Instruction » Retype the material word for word.

Record extracts »
>>>>
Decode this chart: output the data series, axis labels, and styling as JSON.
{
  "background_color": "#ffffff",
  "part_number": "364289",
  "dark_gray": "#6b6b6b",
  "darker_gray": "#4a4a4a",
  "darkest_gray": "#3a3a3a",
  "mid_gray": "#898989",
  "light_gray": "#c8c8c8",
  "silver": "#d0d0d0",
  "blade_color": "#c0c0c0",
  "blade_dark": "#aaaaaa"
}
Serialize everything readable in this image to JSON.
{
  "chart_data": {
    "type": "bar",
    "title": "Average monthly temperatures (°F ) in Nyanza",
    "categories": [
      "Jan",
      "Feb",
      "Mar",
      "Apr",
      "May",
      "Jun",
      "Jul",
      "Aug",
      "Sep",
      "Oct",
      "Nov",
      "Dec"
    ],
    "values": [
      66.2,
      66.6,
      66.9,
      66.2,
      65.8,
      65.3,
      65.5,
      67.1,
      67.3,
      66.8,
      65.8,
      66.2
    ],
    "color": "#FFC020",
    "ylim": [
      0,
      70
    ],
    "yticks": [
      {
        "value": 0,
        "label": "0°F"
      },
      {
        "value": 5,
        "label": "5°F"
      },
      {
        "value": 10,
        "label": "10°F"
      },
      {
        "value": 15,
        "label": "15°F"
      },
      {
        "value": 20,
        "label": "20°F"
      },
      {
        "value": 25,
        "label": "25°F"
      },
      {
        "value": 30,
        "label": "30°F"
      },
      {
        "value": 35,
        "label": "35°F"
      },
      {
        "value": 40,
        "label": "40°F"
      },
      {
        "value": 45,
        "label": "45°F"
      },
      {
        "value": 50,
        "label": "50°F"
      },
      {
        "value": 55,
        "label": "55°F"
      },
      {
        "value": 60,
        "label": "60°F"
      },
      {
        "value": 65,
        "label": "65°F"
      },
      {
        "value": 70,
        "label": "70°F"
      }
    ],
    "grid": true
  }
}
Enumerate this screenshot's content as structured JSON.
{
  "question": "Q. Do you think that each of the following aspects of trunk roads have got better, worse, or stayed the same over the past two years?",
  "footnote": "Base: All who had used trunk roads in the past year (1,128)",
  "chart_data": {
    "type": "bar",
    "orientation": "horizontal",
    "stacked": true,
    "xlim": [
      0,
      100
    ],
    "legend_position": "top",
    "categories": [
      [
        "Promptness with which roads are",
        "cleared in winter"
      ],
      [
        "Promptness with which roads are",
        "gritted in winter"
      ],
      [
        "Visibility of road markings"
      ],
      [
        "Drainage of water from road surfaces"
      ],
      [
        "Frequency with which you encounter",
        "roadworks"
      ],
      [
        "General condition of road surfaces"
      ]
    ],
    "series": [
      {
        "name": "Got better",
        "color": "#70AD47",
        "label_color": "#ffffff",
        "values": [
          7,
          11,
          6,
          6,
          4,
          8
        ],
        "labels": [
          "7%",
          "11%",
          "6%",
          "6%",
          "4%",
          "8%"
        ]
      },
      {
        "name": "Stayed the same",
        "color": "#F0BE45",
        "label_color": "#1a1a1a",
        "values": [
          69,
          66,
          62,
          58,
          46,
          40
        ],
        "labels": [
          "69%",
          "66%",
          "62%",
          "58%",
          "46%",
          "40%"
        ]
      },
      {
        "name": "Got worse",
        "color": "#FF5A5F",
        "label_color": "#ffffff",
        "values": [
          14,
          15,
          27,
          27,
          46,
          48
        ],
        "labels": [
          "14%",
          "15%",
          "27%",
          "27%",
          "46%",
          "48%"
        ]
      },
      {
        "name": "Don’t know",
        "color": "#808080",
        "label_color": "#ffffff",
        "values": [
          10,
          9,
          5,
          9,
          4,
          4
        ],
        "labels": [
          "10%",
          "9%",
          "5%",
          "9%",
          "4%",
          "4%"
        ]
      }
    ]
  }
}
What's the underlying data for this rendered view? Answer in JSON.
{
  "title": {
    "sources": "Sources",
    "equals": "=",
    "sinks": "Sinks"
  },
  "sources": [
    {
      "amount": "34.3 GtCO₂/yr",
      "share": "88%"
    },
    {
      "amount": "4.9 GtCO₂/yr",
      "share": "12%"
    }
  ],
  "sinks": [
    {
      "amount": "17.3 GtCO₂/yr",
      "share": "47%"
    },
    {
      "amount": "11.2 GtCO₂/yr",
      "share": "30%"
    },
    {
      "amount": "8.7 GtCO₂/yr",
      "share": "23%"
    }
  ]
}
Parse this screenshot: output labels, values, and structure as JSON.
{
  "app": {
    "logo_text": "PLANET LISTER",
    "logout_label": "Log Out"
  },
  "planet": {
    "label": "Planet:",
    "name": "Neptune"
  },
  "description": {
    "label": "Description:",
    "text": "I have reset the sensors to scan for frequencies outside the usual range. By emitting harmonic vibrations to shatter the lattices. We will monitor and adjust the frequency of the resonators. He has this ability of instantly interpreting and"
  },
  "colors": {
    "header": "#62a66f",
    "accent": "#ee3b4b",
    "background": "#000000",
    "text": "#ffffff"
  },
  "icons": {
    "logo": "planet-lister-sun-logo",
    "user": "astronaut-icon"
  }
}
<<<<
Correct result »
Decode this chart: output the data series, axis labels, and styling as JSON.
{
  "background_color": "#ffffff",
  "part_number": "364289",
  "dark_gray": "#6b6b6b",
  "darker_gray": "#4a4a4a",
  "darkest_gray": "#3a3a3a",
  "mid_gray": "#898989",
  "light_gray": "#c8c8c8",
  "silver": "#d0d0d0",
  "blade_color": "#c0c0c0",
  "blade_dark": "#aaaaaa"
}
Serialize everything readable in this image to JSON.
{
  "chart_data": {
    "type": "bar",
    "title": "Average monthly temperatures (°F ) in Nyanza",
    "categories": [
      "Jan",
      "Feb",
      "Mar",
      "Apr",
      "May",
      "Jun",
      "Jul",
      "Aug",
      "Sep",
      "Oct",
      "Nov",
      "Dec"
    ],
    "values": [
      66.2,
      66.6,
      66.9,
      66.2,
      65.8,
      65.3,
      65.5,
      67.1,
      67.3,
      66.8,
      65.8,
      66.2
    ],
    "color": "#FFC020",
    "ylim": [
      0,
      70
    ],
    "yticks": [
      {
        "value": 0,
        "label": "0°F"
      },
      {
        "value": 5,
        "label": "5°F"
      },
      {
        "value": 10,
        "label": "10°F"
      },
      {
        "value": 15,
        "label": "15°F"
      },
      {
        "value": 20,
        "label": "20°F"
      },
      {
        "value": 25,
        "label": "25°F"
      },
      {
        "value": 30,
        "label": "30°F"
      },
      {
        "value": 35,
        "label": "35°F"
      },
      {
        "value": 40,
        "label": "40°F"
      },
      {
        "value": 45,
        "label": "45°F"
      },
      {
        "value": 50,
        "label": "50°F"
      },
      {
        "value": 55,
        "label": "55°F"
      },
      {
        "value": 60,
        "label": "60°F"
      },
      {
        "value": 65,
        "label": "65°F"
      },
      {
        "value": 70,
        "label": "70°F"
      }
    ],
    "grid": true
  }
}
Enumerate this screenshot's content as structured JSON.
{
  "question": "Q. Do you think that each of the following aspects of trunk roads have got better, worse, or stayed the same over the past two years?",
  "footnote": "Base: All who had used trunk roads in the past year (1,128)",
  "chart_data": {
    "type": "bar",
    "orientation": "horizontal",
    "stacked": true,
    "xlim": [
      0,
      100
    ],
    "legend_position": "top",
    "categories": [
      [
        "Promptness with which roads are",
        "cleared in winter"
      ],
      [
        "Promptness with which roads are",
        "gritted in winter"
      ],
      [
        "Visibility of road markings"
      ],
      [
        "Drainage of water from road surfaces"
      ],
      [
        "Frequency with which you encounter",
        "roadworks"
      ],
      [
        "General condition of road surfaces"
      ]
    ],
    "series": [
      {
        "name": "Got better",
        "color": "#70AD47",
        "label_color": "#ffffff",
        "values": [
          7,
          11,
          6,
          6,
          4,
          8
        ],
        "labels": [
          "7%",
          "11%",
          "6%",
          "6%",
          "4%",
          "8%"
        ]
      },
      {
        "name": "Stayed the same",
        "color": "#F0BE45",
        "label_color": "#1a1a1a",
        "values": [
          69,
          66,
          62,
          58,
          46,
          40
        ],
        "labels": [
          "69%",
          "66%",
          "62%",
          "58%",
          "46%",
          "40%"
        ]
      },
      {
        "name": "Got worse",
        "color": "#FF5A5F",
        "label_color": "#ffffff",
        "values": [
          14,
          15,
          27,
          27,
          46,
          48
        ],
        "labels": [
          "14%",
          "15%",
          "27%",
          "27%",
          "46%",
          "48%"
        ]
      },
      {
        "name": "Don’t know",
        "color": "#808080",
        "label_color": "#ffffff",
        "values": [
          10,
          9,
          5,
          9,
          4,
          4
        ],
        "labels": [
          "10%",
          "9%",
          "5%",
          "9%",
          "4%",
          "4%"
        ]
      }
    ]
  }
}
What's the underlying data for this rendered view? Answer in JSON.
{
  "title": {
    "sources": "Sources",
    "equals": "=",
    "sinks": "Sinks"
  },
  "sources": [
    {
      "amount": "34.3 GtCO₂/yr",
      "share": "88%"
    },
    {
      "amount": "4.9 GtCO₂/yr",
      "share": "12%"
    }
  ],
  "sinks": [
    {
      "amount": "17.3 GtCO₂/yr",
      "share": "47%"
    },
    {
      "amount": "11.2 GtCO₂/yr",
      "share": "30%"
    },
    {
      "amount": "8.7 GtCO₂/yr",
      "share": "23%"
    }
  ]
}
Parse this screenshot: output labels, values, and structure as JSON.
{
  "app": {
    "logo_text": "PLANET LISTER",
    "logout_label": "Log Out"
  },
  "planet": {
    "label": "Planet:",
    "name": "Neptune"
  },
  "description": {
    "label": "Description:",
    "text": "I have reset the sensors to scan for frequencies outside the usual range. By emitting harmonic vibrations to shatter the lattices. We will monitor and adjust the frequency of the resonators. He has this ability of instantly interpreting and"
  },
  "colors": {
    "header": "#62a66f",
    "accent": "#ee3b4b",
    "background": "#000000",
    "text": "#ffffff"
  },
  "icons": {
    "logo": "planet-lister-sun-logo",
    "user": "astronaut-icon"
  }
}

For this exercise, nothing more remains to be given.